Scan the data below and pick out the lines containing the word "Name".

** START Material supplied **

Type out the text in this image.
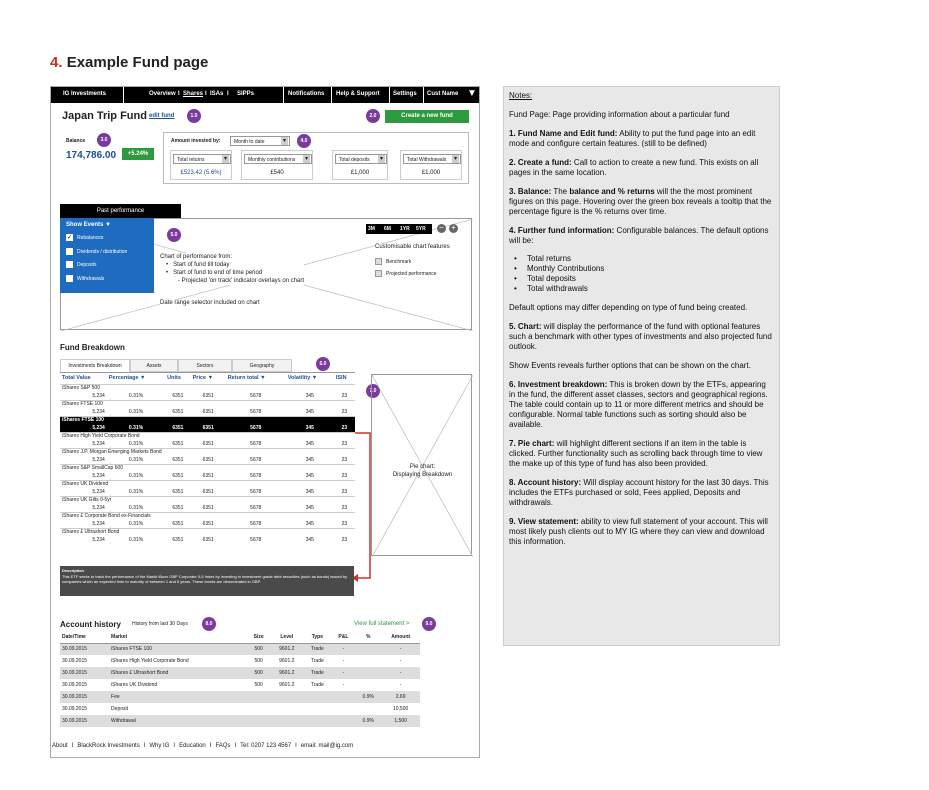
4. Example Fund page
IG Investments	Overview I Shares I ISAs I SIPPs	Notifications Help & Support Settings Cust Name ▼
Japan Trip Fund edit fund	1.0	2.0	Create a new fund
Balance	3.0
174,786.00	+5.24%
Amount invested by:	Month to date ▾	4.0
Total returns ▾
£523.42 (5.6%)
Monthly contributions ▾
£540
Total deposits ▾
£1,000
Total Withdrawals ▾
£1,000
Past performance
Show Events ▼
✓ Rebalances
Dividends / distribution
Deposits
Withdrawals
5.0
3M 6M 1YR 5YR − +
Customisable chart features
Benchmark
Projected performance
Chart of performance from:
•   Start of fund till today
•   Start of fund to end of time period
- Projected 'on track' indicator overlays on chart
Date range selector included on chart
Fund Breakdown
Investments Breakdown	Assets	Sectors	Geography	6.0
Total Value	Percentage ▼	Units	Price ▼	Return total ▼	Volatility ▼	ISIN
iShares S&P 500						
5,234	0.31%	6351	6351	5678	345	23
iShares FTSE 100						
5,234	0.31%	6351	6351	5678	345	23
iShares FTSE 100						
5,234	0.31%	6351	6351	5678	345	23
iShares High Yield Corporate Bond						
5,234	0.31%	6351	6351	5678	345	23
iShares J.P. Morgan Emerging Markets Bond						
5,234	0.31%	6351	6351	5678	345	23
iShares S&P SmallCap 600						
5,234	0.31%	6351	6351	5678	345	23
iShares UK Dividend						
5,234	0.31%	6351	6351	5678	345	23
iShares UK Gilts 0-5yr						
5,234	0.31%	6351	6351	5678	345	23
iShares £ Corporate Bond ex-Financials						
5,234	0.31%	6351	6351	5678	345	23
iShares £ Ultrashort Bond						
5,234	0.31%	6351	6351	5678	345	23
7.0
Pie chart:
Displaying Breakdown
Description
This ETF seeks to track the performance of the Markit iBoxx GBP Corporate 0-5 Index by investing in investment grade debt securities (such as bonds) issued by companies which an expected time to maturity of between 1 and 5 years. These bonds are denominated in GBP.
Account history History from last 30 Days	8.0	View full statement >	9.0
Date/Time	Market	Size	Level	Type	P&L	%	Amount
30.09.2015	iShares FTSE 100	500	9601.2	Trade	-		-
30.09.2015	iShares High Yield Corporate Bond	500	9601.2	Trade	-		-
30.09.2015	iShares £ Ultrashort Bond	500	9601.2	Trade	-		-
30.09.2015	iShares UK Dividend	500	9601.2	Trade	-		-
30.09.2015	Fee					0.9%	2.69
30.09.2015	Deposit						10,500
30.09.2015	Withdrawal					0.9%	1,500
About I BlackRock Investments I Why IG I Education I FAQs I Tel: 0207 123 4567 I email: mail@ig.com

Notes:

Fund Page: Page providing information about a particular fund

1. Fund Name and Edit fund: Ability to put the fund page into an edit mode and configure certain features. (still to be defined)

2. Create a fund: Call to action to create a new fund. This exists on all pages in the same location.

3. Balance: The balance and % returns will the the most prominent figures on this page. Hovering over the green box reveals a tooltip that the percentage figure is the % returns over time.

4. Further fund information: Configurable balances. The default options will be:

• Total returns
• Monthly Contributions
• Total deposits
• Total withdrawals

Default options may differ depending on type of fund being created.

5. Chart: will display the performance of the fund with optional features such a benchmark with other types of investments and also projected fund outlook.

Show Events reveals further options that can be shown on the chart.

6. Investment breakdown: This is broken down by the ETFs, appearing in the fund, the different asset classes, sectors and geographical regions. The table could contain up to 11 or more different metrics and should be configurable. Normal table functions such as sorting should also be available.

7. Pie chart: will highlight different sections if an item in the table is clicked. Further functionality such as scrolling back through time to view the make up of this type of fund has also been provided.

8. Account history: Will display account history for the last 30 days. This includes the ETFs purchased or sold, Fees applied, Deposits and withdrawals.

9. View statement: ability to view full statement of your account. This will most likely push clients out to MY IG where they can view and download this information.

** END Material supplied **

- _Finished task_:
IG Investments	Overview I Shares I ISAs I SIPPs	Notifications Help & Support Settings Cust Name ▼
1. Fund Name and Edit fund: Ability to put the fund page into an edit mode and configure certain features. (still to be defined)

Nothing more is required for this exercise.